# Data for this exercise
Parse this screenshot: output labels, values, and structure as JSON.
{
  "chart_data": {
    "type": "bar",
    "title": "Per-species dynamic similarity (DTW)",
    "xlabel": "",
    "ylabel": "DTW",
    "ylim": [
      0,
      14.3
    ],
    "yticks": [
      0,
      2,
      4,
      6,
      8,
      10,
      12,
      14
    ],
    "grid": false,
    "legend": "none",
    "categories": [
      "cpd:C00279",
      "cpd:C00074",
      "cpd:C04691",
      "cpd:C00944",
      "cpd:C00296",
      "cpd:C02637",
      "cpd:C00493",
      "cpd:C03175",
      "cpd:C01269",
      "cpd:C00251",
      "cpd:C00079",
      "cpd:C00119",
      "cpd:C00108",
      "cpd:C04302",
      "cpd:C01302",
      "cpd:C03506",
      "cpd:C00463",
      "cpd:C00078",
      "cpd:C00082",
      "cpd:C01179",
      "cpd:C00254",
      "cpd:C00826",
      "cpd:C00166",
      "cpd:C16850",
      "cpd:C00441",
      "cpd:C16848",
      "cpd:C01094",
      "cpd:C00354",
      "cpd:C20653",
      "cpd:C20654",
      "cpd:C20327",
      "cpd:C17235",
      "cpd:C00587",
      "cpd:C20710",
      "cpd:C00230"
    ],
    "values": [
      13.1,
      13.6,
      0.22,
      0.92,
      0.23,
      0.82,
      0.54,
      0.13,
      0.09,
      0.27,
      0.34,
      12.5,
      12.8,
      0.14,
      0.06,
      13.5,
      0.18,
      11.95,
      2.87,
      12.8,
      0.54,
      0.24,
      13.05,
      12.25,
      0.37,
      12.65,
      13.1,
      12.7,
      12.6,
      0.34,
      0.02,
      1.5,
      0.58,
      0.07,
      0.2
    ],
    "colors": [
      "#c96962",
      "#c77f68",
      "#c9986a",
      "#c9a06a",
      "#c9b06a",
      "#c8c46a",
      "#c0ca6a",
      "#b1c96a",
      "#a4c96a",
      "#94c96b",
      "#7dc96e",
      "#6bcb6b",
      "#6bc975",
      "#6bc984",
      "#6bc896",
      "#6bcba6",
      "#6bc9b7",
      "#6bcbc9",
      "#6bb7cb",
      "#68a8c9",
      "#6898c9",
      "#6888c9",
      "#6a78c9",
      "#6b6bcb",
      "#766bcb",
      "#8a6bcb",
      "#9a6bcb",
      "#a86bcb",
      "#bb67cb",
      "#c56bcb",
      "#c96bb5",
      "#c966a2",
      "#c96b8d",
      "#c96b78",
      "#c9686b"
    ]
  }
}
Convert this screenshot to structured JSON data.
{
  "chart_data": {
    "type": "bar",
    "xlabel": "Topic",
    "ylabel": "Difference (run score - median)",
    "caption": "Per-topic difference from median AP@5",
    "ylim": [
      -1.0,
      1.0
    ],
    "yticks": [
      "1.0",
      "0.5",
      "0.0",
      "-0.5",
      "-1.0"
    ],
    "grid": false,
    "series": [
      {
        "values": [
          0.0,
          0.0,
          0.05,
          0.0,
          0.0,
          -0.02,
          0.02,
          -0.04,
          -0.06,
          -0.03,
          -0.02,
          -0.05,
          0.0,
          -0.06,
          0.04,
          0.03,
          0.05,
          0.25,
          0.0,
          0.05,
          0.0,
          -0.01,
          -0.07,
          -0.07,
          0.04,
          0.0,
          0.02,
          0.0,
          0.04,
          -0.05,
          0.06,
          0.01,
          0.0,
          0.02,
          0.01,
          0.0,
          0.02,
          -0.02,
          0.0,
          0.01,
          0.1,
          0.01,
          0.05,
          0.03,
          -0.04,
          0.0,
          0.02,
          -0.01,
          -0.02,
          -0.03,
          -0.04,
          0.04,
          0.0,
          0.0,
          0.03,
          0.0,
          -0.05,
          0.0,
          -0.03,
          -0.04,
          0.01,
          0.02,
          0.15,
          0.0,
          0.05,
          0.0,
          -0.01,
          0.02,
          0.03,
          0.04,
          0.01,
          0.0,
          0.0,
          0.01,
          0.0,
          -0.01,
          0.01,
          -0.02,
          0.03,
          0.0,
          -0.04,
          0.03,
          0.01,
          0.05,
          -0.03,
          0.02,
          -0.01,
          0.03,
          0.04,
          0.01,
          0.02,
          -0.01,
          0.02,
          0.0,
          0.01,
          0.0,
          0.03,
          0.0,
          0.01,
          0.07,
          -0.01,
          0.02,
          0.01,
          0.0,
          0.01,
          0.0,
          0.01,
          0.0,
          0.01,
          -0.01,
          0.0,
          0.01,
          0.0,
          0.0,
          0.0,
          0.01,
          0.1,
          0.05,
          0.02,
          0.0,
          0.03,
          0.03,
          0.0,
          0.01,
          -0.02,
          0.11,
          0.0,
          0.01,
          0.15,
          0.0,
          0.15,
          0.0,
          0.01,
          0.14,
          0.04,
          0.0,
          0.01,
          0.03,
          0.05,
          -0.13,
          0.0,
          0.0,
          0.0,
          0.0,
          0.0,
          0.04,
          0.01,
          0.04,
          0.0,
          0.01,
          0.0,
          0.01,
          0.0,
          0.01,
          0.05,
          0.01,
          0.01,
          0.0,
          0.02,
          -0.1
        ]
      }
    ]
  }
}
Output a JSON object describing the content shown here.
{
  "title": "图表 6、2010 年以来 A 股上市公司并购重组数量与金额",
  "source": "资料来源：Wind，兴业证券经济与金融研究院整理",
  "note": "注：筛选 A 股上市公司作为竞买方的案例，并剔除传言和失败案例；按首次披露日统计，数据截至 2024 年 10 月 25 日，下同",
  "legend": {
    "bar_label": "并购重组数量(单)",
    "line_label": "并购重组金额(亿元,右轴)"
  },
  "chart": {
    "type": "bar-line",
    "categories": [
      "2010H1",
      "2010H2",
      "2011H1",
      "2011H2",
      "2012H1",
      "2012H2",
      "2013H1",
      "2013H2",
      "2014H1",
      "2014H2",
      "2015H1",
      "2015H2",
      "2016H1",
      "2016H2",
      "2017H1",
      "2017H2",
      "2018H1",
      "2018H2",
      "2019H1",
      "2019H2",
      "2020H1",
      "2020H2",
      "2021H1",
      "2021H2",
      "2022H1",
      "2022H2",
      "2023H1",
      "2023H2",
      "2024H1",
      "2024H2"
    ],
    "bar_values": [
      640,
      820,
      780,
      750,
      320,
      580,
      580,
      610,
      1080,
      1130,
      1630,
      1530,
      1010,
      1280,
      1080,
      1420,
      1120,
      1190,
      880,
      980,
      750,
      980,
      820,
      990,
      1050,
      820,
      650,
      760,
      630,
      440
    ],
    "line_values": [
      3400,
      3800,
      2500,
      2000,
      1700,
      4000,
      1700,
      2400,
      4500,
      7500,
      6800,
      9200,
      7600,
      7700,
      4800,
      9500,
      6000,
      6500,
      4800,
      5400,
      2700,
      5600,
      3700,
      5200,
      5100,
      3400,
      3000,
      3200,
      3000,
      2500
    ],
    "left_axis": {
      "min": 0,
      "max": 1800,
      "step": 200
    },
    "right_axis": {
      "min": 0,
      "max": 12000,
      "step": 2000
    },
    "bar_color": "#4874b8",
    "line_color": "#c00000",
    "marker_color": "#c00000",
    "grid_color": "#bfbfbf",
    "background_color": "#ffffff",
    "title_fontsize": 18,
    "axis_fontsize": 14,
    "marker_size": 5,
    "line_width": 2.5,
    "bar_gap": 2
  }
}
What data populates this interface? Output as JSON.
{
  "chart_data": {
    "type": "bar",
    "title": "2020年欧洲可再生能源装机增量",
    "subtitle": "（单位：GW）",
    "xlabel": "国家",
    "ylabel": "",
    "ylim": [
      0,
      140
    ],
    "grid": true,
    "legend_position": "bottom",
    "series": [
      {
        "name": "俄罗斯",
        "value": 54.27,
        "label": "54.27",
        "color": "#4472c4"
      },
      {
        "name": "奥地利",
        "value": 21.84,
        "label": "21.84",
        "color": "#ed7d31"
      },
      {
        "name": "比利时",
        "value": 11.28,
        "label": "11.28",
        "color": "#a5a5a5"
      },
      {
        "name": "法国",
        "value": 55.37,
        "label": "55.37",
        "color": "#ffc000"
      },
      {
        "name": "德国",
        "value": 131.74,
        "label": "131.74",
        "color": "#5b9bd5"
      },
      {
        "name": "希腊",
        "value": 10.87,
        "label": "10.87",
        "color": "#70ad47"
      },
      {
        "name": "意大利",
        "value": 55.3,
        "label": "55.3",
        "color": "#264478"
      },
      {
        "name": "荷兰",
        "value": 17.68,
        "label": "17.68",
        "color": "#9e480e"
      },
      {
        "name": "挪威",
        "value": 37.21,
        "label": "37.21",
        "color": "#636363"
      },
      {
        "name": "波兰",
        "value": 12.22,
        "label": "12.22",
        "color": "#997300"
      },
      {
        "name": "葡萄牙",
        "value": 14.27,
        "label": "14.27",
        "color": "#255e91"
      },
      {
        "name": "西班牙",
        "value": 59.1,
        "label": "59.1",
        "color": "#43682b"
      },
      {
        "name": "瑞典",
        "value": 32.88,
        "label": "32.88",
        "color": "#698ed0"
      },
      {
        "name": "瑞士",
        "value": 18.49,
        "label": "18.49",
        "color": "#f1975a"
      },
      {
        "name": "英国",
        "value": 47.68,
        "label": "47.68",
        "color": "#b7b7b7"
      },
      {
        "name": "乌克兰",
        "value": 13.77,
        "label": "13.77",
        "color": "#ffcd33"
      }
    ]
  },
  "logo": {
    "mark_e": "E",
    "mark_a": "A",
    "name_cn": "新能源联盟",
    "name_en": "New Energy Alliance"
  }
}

# Your objective
Search the data above for lines holding "ylabel" and copy each of them.

# Response below
    "ylabel": "DTW",
    "ylabel": "Difference (run score - median)",
    "ylabel": "",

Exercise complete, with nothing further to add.